** Input follows **

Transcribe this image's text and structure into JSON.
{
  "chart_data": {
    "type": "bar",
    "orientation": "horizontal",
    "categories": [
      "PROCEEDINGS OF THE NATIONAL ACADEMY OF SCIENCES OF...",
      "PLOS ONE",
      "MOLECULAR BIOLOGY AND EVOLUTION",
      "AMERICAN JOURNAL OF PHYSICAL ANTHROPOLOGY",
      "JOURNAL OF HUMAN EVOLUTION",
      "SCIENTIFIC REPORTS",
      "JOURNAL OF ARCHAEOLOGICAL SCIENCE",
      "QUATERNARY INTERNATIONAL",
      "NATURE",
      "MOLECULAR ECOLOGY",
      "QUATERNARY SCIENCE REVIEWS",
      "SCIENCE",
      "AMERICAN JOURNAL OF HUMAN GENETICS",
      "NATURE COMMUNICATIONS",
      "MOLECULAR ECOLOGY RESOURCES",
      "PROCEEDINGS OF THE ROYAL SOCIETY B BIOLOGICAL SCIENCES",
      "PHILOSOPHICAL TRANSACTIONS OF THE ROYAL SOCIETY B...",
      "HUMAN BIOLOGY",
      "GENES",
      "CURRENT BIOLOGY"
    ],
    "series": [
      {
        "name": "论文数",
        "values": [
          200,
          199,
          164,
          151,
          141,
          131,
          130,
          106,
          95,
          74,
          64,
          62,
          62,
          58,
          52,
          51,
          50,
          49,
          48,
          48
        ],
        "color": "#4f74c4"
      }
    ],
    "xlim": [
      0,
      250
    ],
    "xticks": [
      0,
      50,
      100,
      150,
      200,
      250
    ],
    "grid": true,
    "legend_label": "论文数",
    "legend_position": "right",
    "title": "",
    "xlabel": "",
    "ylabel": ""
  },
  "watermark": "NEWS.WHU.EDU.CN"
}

** End of Input **

- How to complete this task: In the lines above, find each one with "QUATERNARY" and list it.

- Solution for this task:
      "QUATERNARY INTERNATIONAL",
      "QUATERNARY SCIENCE REVIEWS",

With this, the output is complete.